> _Requirement_
Below is the data. Give it again, complete and exact.

────────────────

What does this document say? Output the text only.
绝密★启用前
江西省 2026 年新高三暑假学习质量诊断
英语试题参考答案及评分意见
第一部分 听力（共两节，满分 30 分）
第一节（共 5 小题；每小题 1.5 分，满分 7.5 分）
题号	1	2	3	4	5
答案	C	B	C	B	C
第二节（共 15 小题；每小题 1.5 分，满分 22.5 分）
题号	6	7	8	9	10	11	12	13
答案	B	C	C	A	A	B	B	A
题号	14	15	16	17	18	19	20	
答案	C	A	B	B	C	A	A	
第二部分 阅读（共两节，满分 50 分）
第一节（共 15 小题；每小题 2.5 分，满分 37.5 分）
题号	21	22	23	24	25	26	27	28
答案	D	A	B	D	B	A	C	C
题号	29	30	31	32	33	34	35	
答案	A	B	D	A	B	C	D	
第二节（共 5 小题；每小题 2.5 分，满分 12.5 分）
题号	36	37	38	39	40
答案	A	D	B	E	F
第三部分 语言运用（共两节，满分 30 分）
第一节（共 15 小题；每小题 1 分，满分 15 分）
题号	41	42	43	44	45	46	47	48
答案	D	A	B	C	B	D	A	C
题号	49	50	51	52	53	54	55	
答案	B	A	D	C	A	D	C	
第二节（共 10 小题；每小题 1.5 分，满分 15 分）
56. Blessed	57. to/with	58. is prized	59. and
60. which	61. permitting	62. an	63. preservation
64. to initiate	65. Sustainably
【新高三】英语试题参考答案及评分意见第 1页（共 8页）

────────────────

> _Solution to this task_
What does this document say? Output the text only.
绝密★启用前
江西省 2026 年新高三暑假学习质量诊断
英语试题参考答案及评分意见
第一部分 听力（共两节，满分 30 分）
第一节（共 5 小题；每小题 1.5 分，满分 7.5 分）
题号	1	2	3	4	5
答案	C	B	C	B	C
第二节（共 15 小题；每小题 1.5 分，满分 22.5 分）
题号	6	7	8	9	10	11	12	13
答案	B	C	C	A	A	B	B	A
题号	14	15	16	17	18	19	20	
答案	C	A	B	B	C	A	A	
第二部分 阅读（共两节，满分 50 分）
第一节（共 15 小题；每小题 2.5 分，满分 37.5 分）
题号	21	22	23	24	25	26	27	28
答案	D	A	B	D	B	A	C	C
题号	29	30	31	32	33	34	35	
答案	A	B	D	A	B	C	D	
第二节（共 5 小题；每小题 2.5 分，满分 12.5 分）
题号	36	37	38	39	40
答案	A	D	B	E	F
第三部分 语言运用（共两节，满分 30 分）
第一节（共 15 小题；每小题 1 分，满分 15 分）
题号	41	42	43	44	45	46	47	48
答案	D	A	B	C	B	D	A	C
题号	49	50	51	52	53	54	55	
答案	B	A	D	C	A	D	C	
第二节（共 10 小题；每小题 1.5 分，满分 15 分）
56. Blessed	57. to/with	58. is prized	59. and
60. which	61. permitting	62. an	63. preservation
64. to initiate	65. Sustainably
【新高三】英语试题参考答案及评分意见第 1页（共 8页）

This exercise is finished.